Exercise input:
******
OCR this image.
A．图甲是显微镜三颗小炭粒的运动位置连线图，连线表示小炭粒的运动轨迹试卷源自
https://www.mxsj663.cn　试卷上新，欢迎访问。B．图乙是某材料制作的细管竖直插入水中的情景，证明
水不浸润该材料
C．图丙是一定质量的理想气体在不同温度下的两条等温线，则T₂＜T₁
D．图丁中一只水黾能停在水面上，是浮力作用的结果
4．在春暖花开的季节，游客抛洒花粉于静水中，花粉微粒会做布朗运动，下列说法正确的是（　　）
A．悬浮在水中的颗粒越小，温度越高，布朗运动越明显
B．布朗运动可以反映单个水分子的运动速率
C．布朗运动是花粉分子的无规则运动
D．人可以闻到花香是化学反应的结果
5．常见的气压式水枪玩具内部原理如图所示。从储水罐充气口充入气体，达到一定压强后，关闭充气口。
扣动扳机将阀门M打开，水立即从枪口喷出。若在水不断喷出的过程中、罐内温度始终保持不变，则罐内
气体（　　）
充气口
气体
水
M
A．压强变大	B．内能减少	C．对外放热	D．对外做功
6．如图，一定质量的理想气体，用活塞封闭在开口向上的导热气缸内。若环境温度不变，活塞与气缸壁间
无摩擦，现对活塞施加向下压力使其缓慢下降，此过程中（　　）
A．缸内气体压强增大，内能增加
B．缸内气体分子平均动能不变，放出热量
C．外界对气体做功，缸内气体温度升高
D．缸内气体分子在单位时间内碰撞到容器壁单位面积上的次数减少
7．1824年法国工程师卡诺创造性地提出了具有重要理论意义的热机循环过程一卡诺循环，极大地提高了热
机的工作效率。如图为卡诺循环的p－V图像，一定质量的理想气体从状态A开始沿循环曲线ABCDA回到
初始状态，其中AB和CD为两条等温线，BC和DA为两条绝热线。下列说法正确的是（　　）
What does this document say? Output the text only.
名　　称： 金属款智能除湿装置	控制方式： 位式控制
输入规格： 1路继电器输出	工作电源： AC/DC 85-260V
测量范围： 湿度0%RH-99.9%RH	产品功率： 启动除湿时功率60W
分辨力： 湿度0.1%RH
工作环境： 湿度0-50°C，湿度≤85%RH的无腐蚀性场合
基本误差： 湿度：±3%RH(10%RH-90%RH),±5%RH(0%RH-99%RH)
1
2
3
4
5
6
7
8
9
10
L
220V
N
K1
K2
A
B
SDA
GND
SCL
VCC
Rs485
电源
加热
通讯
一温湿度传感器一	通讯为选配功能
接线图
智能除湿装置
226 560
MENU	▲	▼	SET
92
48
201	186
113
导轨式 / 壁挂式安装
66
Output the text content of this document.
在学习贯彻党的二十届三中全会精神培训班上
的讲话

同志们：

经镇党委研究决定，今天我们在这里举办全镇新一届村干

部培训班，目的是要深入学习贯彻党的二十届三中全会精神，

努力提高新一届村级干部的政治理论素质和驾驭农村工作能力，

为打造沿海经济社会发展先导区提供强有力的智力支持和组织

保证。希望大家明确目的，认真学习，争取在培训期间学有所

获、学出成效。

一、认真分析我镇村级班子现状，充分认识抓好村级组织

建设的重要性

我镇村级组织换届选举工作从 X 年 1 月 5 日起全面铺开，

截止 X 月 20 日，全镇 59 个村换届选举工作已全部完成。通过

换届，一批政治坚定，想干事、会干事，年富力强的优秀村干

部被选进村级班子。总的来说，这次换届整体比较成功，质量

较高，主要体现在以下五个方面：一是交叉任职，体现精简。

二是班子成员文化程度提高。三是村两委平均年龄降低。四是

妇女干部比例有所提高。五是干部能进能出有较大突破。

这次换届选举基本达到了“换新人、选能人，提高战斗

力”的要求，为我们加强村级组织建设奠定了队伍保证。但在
******
Pick out the lines that contain "Output" and copy them.

Response for this exercise:
What does this document say? Output the text only.
Output the text content of this document.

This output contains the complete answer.